■ **Information shown**
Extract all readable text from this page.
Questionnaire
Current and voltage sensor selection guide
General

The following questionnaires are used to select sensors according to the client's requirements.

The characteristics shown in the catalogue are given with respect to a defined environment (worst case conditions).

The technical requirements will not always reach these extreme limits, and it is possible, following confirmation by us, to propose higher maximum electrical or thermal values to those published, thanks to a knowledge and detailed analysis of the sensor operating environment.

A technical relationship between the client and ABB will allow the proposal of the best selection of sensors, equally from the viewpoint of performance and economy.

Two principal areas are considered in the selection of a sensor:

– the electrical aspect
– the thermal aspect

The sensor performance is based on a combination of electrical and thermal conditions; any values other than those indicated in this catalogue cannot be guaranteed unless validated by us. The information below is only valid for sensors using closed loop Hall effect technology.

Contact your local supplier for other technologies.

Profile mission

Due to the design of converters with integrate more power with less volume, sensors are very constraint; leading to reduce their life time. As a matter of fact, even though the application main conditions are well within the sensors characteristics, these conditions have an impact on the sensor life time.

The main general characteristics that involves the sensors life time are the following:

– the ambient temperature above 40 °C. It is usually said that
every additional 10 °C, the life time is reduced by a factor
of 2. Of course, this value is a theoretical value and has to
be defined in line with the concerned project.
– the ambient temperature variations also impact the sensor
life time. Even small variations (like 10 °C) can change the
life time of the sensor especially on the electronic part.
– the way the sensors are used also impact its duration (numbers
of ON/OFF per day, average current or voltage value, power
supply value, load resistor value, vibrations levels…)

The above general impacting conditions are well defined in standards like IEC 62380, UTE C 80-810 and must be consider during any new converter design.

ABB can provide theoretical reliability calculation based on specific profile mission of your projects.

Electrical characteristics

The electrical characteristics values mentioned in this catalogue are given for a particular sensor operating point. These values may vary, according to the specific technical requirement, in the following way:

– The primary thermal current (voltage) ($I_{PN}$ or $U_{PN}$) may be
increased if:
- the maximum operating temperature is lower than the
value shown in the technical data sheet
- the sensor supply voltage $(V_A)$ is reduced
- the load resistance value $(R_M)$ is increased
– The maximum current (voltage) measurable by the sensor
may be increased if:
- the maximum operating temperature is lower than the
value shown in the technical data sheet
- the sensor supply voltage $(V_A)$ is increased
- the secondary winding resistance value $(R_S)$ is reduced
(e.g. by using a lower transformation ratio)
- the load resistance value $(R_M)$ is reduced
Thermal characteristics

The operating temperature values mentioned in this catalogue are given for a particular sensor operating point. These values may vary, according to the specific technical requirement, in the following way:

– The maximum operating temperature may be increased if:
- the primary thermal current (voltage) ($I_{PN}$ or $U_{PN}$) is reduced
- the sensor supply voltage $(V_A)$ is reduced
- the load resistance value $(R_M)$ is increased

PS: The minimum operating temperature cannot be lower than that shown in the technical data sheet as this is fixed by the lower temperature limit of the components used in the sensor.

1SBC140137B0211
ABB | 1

■ **What is being asked**
Identify which lines contain the word "above" and copy each one.

■ **Exercise output**
– the ambient temperature above 40 °C. It is usually said that
The above general impacting conditions are well defined in standards like IEC 62380, UTE C 80-810 and must be consider during any new converter design.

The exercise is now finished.